* _USING THE INFORMATION_:
a - Rewrite the part of the article on #appellatetwitter that begins at the words "The thread was" and ends after "quoting his tweet.", putting "the classroom" in place of "law school".
b - Translate this sentence from the article on #appellatetwitter into French: "In addition to the practical advice she has received, Vander-Plas values the sense of camaraderie #appellatetwitter provides."

* _GIVEN PASSAGE_:
^^^^^^^^^^^^^^^^
Contributors include law professors, law students, the Bar Association of the Fifth Federal Circuit and even legal reporters.
“I get that people see it as a club,” but it’s not, Jason P. Steed, an early contributor to the forum who uses the handle @5thCircAppeals, told Bloomberg BNA.
Steed is an attorney with Bell Nunnally in Dallas.
There’s no “member list,” he said.
#Appellatetwitter is more about a topic of conversation “and less about a definable group of people,” Steed said.
Its most valuable aspect is that it’s a “huge resource for help with questions,” he said.
Appellate attorneys tend to be “eccentric” and interested in “nerdy topics,” Melkonian said.
“You can’t bother trial lawyer colleagues about some new wrinkle” in the federal appellate rules, he said.
#Appellatetwitter helps followers find “kindred spirits” around the country who enjoy the technique of law and want to discuss “the inner workings of how to get things in appellate courts,” Melkonian said.
Tweeple discuss a range of topics, including tips for brief writing, law firm life, and pet peeves in appellate practice.
Kristen Vander-Plas (@KVPTexas), a Supreme Court of Texas clerk and #appellatetwitter contributor since August 2016, told Bloomberg BNA in an e-mail that the forum is for “entertainment, feedback, and advice/encouragement.”
“For me, it’s a place to gain mentors and get advice from more experienced attorneys,” Vander-Plas said.
Marotta is an attorney with Hogan Lovells in Washington and Gurvich is an assistant law professor at the University of North Carolina at Chapel Hill School of Law who teaches legal research, reasoning, writing and advocacy.
Vander-Plas’s favorite thread is one by Marotta entitled “Myths.”
The thread was a “mythbusting” of popular legal tips that #appellatetwitter contributors disagree with, along with the reasoning for their disagreement, Vanderplas said.
“I loved his reminder that you don’t have to learn everything about appellate work in law school,” she said.
It’s more important “to expose yourself to as many topics as possible because ‘you can’t research what you don’t know exists,’” Vander-Plas said, quoting his tweet.
In addition to the practical advice she has received, Vander-Plas values the sense of camaraderie #appellatetwitter provides.
#Appellatetwitter is “a great community where you can unwind and not feel alone in your nerdiness,” she said.
“I’ve definitely gained genuine friendships,” Vander-Plas said.
She plans on meeting one anonymous poster, @LawProfBlawg, who is coming to Austin in January, to show him around.
Another appellate attorney who frequently posts but prefers to remain anonymous because of his work, agrees that #appellatetwitter serves dual work-related and social functions.
^^^^^^^^^^^^^^^^
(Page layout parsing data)
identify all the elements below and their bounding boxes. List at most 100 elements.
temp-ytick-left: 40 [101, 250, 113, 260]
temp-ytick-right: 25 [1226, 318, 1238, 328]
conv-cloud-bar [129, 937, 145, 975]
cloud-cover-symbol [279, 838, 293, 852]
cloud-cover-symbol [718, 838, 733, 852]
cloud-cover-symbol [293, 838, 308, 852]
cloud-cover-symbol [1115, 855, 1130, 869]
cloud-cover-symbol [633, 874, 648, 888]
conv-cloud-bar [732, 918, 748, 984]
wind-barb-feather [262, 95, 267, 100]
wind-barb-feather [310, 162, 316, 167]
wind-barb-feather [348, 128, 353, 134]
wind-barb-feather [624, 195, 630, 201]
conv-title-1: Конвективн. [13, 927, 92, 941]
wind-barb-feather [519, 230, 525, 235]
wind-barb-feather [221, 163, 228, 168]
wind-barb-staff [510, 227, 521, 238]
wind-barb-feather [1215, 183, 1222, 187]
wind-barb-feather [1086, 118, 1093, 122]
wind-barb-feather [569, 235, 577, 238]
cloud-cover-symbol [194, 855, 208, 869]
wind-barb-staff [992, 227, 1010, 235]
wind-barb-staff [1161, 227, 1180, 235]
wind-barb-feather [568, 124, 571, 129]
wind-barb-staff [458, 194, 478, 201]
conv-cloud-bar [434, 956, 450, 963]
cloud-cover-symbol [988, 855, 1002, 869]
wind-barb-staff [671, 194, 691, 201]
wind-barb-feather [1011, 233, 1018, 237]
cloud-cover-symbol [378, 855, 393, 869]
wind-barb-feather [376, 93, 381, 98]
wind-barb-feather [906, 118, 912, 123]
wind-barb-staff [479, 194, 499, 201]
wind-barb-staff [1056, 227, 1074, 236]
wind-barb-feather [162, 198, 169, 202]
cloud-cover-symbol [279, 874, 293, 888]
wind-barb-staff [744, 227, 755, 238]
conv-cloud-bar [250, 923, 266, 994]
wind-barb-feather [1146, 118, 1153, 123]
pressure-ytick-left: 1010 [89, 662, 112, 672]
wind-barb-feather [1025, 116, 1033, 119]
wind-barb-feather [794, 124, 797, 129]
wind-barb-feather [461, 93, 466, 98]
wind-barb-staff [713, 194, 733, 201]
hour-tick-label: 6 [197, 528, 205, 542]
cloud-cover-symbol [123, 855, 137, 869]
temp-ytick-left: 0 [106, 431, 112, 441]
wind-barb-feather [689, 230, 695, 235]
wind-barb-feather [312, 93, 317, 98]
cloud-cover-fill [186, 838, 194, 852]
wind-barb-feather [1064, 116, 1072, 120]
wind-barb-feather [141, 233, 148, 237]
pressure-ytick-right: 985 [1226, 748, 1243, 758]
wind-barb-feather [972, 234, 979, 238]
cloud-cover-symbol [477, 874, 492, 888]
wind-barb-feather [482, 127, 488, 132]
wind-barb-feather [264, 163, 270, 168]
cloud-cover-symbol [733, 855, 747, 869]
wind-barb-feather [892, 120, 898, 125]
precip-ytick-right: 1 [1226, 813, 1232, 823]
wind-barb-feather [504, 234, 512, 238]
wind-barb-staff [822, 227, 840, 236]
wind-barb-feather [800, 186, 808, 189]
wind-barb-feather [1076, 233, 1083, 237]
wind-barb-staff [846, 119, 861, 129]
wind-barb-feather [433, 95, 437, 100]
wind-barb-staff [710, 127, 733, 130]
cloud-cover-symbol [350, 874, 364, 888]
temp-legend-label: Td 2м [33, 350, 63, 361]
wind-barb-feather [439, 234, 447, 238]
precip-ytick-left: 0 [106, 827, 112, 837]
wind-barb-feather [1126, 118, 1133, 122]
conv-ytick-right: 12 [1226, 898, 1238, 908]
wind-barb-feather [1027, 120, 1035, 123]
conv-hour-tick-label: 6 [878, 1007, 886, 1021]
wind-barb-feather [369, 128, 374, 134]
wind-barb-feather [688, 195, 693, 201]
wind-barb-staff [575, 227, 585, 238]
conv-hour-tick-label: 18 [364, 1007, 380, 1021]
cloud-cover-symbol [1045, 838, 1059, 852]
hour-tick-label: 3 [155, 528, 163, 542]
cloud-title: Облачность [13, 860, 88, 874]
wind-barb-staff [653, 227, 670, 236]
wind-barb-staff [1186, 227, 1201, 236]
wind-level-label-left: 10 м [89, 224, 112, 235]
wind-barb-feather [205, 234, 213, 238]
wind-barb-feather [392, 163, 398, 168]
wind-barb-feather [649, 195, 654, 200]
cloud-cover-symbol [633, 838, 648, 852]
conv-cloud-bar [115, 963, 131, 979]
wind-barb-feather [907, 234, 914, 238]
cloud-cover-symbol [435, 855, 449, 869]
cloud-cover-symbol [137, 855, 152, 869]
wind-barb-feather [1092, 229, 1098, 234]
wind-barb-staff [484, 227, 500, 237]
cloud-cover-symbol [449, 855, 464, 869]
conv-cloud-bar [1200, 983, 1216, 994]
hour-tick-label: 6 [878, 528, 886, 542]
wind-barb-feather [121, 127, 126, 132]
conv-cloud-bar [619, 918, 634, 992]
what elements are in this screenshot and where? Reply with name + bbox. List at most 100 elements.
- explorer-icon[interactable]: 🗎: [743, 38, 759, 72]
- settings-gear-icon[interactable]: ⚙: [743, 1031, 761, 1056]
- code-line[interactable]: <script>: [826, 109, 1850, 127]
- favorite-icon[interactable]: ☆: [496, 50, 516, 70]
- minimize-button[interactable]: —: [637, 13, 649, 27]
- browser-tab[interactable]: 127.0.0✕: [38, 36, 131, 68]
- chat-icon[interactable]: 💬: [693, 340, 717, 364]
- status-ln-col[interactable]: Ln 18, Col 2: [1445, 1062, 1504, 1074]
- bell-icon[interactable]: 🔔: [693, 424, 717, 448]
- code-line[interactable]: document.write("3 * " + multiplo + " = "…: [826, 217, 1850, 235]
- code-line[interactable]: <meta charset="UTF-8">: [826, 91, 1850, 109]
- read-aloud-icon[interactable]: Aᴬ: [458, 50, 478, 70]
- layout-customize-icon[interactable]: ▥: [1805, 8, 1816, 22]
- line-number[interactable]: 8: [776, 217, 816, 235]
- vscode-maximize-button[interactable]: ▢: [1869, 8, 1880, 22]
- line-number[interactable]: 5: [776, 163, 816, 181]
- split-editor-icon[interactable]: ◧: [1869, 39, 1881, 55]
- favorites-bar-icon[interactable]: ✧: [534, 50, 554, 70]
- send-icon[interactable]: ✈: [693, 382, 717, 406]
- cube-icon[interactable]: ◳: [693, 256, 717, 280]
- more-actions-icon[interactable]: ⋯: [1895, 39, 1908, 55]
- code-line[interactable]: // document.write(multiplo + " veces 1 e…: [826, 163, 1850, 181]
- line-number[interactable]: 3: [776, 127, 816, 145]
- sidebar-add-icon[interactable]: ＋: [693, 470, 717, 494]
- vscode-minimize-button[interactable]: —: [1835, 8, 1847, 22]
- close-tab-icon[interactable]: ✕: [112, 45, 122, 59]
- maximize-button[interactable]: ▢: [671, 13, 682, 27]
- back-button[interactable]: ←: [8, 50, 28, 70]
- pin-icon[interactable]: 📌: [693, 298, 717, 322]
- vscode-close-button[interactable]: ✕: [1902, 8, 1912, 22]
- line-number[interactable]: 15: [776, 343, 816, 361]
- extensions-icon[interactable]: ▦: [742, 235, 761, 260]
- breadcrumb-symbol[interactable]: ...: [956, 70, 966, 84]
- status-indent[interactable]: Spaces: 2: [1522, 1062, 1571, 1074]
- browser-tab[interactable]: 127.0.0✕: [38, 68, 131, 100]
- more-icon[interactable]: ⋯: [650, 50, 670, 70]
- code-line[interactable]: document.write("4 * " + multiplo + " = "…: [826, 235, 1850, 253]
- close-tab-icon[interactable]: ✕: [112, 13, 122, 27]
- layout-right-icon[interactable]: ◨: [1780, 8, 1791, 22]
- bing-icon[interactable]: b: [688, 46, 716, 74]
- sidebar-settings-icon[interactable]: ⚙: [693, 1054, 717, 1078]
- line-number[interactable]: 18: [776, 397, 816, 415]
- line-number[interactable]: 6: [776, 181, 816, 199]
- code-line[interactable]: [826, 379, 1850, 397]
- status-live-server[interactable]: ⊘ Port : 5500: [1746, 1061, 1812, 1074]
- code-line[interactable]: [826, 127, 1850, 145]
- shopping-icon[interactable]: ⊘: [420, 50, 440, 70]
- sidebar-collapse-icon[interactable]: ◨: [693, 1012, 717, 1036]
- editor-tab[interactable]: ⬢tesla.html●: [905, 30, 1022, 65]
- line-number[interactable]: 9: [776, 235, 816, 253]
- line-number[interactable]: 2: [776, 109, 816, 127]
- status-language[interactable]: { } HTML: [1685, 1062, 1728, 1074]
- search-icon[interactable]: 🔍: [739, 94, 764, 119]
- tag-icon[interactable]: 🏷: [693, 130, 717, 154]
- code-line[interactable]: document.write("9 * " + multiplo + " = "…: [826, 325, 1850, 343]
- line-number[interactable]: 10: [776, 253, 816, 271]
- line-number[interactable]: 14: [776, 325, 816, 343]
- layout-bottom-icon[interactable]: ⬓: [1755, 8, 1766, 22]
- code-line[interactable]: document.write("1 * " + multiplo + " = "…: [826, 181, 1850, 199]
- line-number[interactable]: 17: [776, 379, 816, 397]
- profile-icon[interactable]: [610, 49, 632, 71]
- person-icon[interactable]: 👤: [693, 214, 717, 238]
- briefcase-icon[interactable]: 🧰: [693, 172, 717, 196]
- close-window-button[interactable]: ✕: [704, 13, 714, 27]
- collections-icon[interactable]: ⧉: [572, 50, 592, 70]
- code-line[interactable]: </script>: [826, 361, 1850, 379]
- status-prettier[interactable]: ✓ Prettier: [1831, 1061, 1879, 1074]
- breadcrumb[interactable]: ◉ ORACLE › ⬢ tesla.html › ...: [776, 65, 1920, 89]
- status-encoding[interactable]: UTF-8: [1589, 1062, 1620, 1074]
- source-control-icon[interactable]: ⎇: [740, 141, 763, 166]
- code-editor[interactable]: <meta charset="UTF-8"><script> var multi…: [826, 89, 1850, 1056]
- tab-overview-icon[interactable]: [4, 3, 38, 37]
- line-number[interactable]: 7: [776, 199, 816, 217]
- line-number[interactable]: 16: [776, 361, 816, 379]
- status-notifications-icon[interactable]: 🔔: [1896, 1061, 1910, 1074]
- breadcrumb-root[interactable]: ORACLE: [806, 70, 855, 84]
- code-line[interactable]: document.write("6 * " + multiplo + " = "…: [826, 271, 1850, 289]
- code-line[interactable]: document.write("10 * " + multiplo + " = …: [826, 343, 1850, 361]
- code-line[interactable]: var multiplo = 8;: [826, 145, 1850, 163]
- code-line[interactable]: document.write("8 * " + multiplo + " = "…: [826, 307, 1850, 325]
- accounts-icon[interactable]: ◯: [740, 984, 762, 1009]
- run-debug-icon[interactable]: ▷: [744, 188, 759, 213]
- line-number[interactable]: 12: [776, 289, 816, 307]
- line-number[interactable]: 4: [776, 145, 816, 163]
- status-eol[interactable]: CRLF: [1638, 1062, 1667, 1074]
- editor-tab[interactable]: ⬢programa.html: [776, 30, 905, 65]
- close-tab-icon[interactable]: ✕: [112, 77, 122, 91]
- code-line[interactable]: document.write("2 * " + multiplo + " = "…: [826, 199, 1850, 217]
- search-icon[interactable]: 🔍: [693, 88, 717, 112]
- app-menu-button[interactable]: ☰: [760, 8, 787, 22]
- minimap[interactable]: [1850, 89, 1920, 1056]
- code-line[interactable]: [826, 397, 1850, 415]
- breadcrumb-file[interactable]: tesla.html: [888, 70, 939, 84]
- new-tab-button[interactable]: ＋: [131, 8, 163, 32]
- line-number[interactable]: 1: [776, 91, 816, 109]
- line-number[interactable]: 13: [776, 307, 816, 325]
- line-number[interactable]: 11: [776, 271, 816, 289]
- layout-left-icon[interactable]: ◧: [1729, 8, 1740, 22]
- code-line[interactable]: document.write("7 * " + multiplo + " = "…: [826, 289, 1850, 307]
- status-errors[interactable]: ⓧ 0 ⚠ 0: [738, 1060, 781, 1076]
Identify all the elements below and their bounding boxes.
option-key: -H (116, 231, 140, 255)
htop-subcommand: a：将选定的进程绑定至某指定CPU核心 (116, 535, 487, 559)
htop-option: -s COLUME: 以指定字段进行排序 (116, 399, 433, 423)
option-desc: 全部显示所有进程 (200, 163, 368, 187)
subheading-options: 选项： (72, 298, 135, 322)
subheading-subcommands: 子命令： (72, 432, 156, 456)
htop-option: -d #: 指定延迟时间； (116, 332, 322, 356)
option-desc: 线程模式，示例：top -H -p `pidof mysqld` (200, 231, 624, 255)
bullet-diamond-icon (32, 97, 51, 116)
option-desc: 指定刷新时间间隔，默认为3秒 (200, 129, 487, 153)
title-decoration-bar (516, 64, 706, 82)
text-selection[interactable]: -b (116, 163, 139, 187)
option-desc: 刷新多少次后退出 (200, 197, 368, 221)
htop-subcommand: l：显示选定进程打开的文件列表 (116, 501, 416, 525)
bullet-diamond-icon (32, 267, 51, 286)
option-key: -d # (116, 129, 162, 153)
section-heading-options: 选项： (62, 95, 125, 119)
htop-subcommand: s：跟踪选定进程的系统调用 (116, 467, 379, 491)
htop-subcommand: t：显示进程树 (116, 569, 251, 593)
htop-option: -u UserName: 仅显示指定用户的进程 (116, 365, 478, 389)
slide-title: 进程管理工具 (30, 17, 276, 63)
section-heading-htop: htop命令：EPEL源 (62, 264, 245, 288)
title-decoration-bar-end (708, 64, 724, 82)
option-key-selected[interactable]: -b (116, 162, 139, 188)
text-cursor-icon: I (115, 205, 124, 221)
^^^^^^^^^^^^^^^^
* _RESULTS OF THE EXERCISE_:
a -
The thread was a “mythbusting” of popular legal tips that #appellatetwitter contributors disagree with, along with the reasoning for their disagreement, Vanderplas said.
“I loved his reminder that you don’t have to learn everything about appellate work in the classroom,” she said.
It’s more important “to expose yourself to as many topics as possible because ‘you can’t research what you don’t know exists,’” Vander-Plas said, quoting his tweet.

b - En plus des conseils pratiques qu'elle a reçus, Vander-Plas apprécie le sentiment de camaraderie qu'offre #appellatetwitter.